Among the entries below, find how many lines carry the word "teatral" and state only that figure.
---
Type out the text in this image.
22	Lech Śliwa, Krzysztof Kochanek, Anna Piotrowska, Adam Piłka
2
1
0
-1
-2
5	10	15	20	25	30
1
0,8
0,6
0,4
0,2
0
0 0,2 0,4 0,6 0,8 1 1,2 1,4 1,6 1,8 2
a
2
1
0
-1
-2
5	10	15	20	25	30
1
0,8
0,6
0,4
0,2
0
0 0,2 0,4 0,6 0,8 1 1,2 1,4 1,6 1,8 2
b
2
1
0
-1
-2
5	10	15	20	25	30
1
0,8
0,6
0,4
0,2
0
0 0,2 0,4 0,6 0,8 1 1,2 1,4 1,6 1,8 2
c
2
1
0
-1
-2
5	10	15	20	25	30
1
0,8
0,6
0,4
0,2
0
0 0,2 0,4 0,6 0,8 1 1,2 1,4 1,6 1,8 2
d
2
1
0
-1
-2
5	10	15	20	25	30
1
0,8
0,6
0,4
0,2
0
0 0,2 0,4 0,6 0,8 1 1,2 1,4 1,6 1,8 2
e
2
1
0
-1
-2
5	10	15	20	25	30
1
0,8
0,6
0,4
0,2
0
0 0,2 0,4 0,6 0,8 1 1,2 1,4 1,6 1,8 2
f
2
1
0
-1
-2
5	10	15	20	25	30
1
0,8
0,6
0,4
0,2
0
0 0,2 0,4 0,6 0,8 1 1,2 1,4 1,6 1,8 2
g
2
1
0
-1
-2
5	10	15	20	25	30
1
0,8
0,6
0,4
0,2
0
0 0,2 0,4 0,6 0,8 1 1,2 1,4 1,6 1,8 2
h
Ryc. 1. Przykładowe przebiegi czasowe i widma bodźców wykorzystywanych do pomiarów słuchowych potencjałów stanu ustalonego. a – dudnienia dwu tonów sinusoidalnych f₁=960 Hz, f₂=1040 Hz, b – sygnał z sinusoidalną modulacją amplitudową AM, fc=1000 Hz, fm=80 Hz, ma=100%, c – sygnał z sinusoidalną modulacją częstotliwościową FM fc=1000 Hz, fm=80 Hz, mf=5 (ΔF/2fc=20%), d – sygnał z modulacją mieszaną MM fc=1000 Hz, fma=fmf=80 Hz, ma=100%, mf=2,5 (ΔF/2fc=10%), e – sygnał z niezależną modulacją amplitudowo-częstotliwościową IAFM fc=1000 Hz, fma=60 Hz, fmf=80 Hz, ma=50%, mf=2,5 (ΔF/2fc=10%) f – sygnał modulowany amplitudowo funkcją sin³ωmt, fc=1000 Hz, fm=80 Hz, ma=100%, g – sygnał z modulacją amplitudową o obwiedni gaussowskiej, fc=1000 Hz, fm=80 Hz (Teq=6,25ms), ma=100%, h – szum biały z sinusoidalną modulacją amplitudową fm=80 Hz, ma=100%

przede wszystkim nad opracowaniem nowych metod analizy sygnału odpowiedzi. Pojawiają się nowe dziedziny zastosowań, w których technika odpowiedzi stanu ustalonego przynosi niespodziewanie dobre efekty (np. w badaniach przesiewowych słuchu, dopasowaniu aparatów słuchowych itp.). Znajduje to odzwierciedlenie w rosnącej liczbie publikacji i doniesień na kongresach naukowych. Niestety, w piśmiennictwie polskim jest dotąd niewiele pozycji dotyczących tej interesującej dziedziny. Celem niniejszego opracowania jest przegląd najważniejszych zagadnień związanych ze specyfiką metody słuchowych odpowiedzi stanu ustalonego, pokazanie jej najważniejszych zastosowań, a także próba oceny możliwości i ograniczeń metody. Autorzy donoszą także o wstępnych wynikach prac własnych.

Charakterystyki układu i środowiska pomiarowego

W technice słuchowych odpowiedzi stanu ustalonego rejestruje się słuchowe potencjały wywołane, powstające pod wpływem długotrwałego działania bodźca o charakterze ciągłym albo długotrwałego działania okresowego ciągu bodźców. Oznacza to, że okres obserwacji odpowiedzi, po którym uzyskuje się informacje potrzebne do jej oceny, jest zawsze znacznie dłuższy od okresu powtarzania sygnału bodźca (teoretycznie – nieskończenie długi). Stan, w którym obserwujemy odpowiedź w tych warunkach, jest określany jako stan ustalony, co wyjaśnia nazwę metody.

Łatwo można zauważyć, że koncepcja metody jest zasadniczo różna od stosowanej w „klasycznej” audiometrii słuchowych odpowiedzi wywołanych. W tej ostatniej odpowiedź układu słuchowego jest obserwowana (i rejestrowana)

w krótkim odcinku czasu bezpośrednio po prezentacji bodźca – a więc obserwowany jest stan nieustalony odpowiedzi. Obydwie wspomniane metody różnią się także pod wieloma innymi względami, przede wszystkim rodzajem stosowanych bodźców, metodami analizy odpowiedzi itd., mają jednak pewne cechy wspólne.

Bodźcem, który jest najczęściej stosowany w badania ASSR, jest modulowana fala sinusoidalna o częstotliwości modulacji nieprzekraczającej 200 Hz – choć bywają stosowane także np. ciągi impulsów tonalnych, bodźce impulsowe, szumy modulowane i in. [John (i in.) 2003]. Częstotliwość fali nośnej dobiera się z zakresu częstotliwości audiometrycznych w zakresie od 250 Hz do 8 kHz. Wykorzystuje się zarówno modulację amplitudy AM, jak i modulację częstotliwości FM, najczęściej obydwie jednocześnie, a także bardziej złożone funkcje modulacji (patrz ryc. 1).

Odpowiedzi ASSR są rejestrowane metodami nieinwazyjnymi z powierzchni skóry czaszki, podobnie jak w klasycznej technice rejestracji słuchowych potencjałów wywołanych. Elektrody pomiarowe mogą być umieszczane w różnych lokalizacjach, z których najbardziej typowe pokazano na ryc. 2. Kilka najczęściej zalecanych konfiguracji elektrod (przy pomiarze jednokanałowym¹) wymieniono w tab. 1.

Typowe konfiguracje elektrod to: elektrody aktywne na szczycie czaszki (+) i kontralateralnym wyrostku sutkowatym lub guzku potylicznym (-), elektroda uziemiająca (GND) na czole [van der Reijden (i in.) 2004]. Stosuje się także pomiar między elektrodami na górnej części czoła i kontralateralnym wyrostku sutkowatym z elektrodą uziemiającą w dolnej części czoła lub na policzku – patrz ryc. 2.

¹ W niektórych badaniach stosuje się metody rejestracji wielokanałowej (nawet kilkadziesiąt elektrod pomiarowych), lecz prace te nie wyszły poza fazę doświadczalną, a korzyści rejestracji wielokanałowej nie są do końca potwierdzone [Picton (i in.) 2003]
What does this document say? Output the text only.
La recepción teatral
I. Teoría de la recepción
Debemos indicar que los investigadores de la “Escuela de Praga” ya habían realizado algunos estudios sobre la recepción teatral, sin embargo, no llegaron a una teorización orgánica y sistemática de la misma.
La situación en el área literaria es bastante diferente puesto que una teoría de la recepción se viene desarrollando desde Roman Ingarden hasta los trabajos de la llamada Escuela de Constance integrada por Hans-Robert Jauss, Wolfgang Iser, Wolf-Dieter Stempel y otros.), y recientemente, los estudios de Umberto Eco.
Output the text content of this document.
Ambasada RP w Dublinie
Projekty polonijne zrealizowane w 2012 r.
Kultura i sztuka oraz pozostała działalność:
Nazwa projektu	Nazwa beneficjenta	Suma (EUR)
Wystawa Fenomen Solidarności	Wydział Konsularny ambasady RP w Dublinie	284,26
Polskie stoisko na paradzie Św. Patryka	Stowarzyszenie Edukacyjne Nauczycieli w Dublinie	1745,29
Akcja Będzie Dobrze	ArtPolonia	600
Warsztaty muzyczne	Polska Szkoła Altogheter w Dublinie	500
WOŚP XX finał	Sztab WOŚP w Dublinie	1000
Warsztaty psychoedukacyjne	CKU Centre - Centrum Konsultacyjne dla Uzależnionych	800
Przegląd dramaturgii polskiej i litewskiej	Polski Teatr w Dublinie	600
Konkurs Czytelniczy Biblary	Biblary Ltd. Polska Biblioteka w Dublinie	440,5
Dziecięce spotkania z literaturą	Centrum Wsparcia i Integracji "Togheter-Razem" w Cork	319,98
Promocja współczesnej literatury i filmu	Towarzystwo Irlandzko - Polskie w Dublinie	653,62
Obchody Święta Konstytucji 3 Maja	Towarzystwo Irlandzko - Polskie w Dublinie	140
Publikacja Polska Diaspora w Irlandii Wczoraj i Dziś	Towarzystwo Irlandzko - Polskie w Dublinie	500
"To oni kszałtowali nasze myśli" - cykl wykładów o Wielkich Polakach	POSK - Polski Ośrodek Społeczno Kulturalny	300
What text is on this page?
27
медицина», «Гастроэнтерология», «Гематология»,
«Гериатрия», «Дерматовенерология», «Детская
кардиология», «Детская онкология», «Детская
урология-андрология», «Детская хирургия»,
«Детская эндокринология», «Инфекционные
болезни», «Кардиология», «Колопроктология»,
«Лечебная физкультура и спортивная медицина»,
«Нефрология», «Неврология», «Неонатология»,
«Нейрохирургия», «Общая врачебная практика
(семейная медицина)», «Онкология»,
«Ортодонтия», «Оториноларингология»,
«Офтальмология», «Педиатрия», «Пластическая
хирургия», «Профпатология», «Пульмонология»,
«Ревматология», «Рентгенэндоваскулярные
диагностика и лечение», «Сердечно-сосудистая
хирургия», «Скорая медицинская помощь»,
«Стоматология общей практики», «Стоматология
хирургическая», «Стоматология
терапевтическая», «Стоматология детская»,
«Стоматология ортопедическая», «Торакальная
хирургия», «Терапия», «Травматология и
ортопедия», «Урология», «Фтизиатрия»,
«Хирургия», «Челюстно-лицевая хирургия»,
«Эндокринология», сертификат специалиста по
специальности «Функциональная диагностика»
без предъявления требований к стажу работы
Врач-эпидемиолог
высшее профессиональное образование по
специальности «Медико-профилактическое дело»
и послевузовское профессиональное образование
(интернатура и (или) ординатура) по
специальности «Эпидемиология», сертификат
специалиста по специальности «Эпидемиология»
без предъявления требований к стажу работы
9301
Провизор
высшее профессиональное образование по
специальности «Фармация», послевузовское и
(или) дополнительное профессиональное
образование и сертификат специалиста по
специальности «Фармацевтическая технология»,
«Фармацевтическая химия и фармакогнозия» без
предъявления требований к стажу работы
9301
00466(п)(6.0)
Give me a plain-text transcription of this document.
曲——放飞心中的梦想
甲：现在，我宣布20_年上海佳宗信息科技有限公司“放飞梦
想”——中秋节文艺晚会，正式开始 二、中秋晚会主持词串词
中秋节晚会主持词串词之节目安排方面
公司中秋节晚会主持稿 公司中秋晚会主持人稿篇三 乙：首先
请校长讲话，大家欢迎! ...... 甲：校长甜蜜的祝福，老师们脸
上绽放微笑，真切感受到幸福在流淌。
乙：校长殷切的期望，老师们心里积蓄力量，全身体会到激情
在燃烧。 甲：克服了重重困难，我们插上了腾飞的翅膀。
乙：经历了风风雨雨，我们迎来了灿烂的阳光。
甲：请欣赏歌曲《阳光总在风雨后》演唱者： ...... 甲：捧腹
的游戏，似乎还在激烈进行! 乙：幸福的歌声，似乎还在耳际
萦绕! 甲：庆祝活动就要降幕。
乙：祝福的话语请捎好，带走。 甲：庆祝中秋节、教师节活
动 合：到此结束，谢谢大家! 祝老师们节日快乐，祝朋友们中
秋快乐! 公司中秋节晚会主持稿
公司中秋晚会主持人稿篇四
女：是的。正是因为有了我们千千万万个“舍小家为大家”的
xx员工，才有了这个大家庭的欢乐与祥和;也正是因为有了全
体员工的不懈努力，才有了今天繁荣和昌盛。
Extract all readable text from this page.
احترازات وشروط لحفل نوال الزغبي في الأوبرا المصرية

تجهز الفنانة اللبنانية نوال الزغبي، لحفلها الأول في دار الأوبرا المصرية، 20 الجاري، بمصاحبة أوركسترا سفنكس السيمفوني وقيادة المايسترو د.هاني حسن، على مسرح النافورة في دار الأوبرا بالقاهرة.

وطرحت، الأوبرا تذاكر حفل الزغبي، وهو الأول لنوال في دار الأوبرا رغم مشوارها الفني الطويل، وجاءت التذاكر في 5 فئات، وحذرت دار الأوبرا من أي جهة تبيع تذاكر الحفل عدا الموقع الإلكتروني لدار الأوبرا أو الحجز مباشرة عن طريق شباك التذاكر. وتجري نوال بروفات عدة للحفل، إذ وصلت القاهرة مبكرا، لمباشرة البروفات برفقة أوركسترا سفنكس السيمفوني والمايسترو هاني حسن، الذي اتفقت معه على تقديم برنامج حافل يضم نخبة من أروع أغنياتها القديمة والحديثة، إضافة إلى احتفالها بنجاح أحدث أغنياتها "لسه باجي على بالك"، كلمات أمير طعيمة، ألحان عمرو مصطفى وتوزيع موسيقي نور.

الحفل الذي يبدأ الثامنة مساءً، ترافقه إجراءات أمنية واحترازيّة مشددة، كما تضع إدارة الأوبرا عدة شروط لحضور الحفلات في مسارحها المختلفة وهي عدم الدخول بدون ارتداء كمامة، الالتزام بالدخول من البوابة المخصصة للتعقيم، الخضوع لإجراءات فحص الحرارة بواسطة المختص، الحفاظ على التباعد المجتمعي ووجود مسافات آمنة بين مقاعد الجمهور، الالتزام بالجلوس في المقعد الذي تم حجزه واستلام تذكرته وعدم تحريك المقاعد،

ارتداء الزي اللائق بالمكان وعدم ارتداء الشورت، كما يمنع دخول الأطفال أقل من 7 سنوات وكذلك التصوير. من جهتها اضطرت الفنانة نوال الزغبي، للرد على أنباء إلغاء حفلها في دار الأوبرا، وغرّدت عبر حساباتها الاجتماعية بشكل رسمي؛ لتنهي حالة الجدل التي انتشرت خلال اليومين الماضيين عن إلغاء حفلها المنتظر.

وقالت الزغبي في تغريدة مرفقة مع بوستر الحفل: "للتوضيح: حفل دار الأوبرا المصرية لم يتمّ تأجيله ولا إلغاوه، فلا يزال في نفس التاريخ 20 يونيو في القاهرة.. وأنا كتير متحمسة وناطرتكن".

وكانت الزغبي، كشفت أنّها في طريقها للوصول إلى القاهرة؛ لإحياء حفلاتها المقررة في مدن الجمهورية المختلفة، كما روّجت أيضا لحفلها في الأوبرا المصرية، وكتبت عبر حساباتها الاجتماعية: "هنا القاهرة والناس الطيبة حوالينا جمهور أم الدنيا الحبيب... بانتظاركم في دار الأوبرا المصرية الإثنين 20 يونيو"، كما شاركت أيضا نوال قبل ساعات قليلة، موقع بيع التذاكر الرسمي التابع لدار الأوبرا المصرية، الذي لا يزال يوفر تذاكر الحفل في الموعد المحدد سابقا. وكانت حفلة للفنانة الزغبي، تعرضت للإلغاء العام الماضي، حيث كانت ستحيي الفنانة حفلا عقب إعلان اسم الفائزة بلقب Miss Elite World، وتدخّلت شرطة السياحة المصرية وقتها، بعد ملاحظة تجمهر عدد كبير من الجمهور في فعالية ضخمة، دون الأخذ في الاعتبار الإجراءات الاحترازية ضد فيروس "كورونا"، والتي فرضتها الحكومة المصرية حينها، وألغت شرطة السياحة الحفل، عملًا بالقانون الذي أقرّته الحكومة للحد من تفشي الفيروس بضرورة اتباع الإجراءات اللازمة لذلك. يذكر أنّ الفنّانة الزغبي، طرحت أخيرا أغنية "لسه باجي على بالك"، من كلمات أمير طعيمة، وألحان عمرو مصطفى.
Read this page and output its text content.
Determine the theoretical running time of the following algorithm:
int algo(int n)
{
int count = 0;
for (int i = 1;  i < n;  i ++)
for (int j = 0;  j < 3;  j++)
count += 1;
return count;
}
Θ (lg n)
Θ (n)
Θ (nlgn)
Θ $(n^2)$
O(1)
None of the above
---
> [Task answer]: 2